#### Exercise goal
Give everything from the first line of the entries down through the line containing "rank-segment — [498, 297, 499, 320]" as a Markdown table with the columns Row and Line, numbering each line and leaving out blank lines.

#### Provided records
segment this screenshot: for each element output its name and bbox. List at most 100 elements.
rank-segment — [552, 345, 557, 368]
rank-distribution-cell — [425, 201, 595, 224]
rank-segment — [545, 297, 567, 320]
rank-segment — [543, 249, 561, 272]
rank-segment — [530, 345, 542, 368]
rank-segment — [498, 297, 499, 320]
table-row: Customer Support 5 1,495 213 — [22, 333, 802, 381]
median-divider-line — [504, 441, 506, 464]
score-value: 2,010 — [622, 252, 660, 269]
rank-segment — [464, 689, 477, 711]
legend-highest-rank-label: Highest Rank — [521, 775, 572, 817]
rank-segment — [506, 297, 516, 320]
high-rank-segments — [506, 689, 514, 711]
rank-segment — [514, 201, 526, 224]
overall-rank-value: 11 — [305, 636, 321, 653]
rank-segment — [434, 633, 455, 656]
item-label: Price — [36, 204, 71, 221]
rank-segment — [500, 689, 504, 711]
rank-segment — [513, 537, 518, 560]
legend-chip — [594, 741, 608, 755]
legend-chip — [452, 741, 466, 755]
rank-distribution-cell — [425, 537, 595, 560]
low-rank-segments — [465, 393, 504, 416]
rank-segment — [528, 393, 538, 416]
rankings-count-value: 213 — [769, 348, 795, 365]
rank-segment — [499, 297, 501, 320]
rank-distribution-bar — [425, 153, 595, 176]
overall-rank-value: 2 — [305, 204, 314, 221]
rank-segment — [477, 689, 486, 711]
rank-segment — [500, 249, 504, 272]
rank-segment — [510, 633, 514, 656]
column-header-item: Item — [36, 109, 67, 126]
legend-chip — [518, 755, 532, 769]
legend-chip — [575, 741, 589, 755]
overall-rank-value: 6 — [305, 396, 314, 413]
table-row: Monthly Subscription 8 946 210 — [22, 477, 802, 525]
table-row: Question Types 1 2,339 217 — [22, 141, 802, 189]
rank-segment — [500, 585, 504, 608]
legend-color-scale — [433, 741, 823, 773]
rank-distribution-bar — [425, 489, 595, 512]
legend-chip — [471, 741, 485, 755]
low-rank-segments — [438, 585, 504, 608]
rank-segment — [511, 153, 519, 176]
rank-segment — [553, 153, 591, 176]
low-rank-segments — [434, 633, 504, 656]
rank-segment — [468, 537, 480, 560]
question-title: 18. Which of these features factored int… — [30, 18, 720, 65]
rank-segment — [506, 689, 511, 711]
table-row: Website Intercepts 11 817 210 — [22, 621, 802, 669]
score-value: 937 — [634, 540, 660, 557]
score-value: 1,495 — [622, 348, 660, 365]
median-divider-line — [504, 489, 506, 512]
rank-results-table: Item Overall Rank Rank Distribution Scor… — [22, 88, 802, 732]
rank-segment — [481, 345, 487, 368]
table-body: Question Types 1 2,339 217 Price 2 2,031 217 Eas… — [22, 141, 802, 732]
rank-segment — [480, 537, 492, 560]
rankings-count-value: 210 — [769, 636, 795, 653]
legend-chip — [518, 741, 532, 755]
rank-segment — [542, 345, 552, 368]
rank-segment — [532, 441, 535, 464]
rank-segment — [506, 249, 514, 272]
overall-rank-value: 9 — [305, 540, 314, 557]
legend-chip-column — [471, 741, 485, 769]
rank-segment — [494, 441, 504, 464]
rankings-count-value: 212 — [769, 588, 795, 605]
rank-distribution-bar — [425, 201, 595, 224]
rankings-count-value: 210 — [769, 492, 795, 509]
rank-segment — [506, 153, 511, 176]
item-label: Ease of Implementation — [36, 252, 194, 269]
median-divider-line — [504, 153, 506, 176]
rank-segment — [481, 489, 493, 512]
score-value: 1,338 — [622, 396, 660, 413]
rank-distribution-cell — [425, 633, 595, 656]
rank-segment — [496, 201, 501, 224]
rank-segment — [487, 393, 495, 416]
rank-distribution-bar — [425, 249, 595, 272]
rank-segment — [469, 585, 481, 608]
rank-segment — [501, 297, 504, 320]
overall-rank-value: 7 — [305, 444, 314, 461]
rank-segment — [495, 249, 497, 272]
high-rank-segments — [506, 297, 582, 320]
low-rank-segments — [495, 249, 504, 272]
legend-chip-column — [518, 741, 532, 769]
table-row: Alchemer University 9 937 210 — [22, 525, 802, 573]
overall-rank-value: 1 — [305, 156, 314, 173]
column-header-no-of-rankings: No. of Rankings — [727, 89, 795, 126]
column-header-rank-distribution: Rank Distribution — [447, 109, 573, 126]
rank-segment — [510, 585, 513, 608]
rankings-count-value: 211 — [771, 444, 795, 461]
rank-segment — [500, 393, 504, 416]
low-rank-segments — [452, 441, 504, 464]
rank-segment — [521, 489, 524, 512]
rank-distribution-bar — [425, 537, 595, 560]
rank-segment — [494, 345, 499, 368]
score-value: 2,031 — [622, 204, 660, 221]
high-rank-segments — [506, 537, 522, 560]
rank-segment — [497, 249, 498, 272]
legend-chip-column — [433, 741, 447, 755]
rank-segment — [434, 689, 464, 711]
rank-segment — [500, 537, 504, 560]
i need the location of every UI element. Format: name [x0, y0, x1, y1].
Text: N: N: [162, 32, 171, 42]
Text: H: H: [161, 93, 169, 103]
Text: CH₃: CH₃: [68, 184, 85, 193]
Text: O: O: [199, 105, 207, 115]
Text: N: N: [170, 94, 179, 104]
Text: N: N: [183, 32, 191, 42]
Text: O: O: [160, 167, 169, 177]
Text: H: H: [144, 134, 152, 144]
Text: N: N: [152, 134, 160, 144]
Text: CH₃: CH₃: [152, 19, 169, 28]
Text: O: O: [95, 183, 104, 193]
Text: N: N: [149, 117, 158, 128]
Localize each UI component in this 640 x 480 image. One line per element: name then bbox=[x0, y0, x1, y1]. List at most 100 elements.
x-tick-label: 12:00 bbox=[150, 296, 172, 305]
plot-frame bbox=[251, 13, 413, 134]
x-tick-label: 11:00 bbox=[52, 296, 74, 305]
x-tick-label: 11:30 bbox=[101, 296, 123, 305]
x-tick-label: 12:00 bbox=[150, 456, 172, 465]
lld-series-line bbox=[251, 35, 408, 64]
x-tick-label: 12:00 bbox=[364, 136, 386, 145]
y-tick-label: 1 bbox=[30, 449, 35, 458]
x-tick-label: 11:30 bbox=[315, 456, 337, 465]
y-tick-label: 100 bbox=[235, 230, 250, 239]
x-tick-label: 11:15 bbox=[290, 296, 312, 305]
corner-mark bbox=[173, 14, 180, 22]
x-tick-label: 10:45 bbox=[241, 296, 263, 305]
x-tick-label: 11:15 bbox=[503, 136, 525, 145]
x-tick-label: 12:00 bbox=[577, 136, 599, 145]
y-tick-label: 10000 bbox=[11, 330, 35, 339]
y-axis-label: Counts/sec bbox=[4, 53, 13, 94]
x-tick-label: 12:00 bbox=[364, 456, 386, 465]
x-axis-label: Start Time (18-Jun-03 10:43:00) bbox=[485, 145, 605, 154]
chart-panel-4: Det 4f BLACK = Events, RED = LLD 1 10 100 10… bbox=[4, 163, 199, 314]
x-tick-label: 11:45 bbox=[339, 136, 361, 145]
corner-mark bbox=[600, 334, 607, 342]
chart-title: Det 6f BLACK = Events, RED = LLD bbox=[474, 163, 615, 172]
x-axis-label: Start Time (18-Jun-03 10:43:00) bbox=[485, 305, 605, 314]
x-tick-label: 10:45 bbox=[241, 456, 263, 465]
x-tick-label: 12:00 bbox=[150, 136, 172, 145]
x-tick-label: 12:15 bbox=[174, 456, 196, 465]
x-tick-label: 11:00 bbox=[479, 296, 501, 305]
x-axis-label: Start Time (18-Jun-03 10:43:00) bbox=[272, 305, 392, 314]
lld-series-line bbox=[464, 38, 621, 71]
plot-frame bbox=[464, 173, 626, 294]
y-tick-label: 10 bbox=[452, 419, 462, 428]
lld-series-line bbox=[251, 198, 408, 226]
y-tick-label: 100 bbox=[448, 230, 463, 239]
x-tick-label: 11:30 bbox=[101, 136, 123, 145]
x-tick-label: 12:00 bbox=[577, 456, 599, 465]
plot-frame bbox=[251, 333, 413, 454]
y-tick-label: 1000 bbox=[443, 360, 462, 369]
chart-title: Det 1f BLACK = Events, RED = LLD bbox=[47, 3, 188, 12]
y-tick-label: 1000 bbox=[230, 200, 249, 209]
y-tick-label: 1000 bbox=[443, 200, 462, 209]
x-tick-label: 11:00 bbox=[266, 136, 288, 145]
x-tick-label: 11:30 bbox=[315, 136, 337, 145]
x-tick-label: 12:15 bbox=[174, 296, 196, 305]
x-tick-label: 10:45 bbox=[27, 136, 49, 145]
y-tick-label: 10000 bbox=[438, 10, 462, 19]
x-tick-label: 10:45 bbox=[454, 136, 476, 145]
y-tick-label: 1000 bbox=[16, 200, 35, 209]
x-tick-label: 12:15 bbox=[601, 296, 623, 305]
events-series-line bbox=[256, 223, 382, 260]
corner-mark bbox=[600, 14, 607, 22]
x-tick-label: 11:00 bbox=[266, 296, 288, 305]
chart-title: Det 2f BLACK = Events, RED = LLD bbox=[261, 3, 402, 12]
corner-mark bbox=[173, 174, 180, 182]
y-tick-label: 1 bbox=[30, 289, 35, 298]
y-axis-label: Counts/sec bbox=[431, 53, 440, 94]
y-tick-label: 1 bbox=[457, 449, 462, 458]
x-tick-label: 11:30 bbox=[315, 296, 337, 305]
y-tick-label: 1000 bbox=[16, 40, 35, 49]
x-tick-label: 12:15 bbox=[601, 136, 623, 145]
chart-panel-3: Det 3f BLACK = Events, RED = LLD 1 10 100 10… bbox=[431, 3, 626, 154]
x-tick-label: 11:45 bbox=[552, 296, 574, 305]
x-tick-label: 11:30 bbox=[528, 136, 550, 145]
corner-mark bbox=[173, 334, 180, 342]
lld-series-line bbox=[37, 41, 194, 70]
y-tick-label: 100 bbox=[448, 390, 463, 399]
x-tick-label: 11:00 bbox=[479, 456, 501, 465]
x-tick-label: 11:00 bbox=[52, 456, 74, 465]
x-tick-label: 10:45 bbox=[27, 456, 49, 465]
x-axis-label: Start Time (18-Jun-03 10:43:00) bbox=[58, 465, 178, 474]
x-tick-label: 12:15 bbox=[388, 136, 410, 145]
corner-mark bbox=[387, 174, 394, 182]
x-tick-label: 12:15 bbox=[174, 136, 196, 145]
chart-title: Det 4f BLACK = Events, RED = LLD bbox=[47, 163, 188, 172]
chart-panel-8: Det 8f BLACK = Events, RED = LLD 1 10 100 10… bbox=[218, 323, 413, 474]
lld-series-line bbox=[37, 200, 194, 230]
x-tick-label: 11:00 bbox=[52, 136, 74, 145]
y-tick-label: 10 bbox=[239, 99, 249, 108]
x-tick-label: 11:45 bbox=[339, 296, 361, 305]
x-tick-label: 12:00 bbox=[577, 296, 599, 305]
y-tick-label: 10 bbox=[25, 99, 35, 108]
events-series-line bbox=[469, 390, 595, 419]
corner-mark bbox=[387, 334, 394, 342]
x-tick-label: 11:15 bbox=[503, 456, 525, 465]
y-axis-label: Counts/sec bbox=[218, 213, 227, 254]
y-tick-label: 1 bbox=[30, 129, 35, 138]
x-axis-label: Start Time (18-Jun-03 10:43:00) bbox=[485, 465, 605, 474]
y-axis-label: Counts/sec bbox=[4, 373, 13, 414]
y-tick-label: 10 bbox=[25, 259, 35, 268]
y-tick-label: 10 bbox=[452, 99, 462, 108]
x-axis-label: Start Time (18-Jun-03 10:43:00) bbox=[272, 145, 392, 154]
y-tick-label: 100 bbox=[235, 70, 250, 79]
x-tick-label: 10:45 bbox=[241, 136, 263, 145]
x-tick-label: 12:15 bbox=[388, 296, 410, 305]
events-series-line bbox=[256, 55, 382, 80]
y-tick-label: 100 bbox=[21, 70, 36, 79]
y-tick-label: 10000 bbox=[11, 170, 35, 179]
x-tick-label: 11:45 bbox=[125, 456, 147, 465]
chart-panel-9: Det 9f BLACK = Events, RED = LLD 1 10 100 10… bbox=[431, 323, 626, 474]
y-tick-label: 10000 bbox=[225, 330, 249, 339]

#### Result for this task
| Row | Line |
|---|---|
| 1 | segment this screenshot: for each element output its name and bbox. List at most 100 elements. |
| 2 | rank-segment — [552, 345, 557, 368] |
| 3 | rank-distribution-cell — [425, 201, 595, 224] |
| 4 | rank-segment — [545, 297, 567, 320] |
| 5 | rank-segment — [543, 249, 561, 272] |
| 6 | rank-segment — [530, 345, 542, 368] |
| 7 | rank-segment — [498, 297, 499, 320] |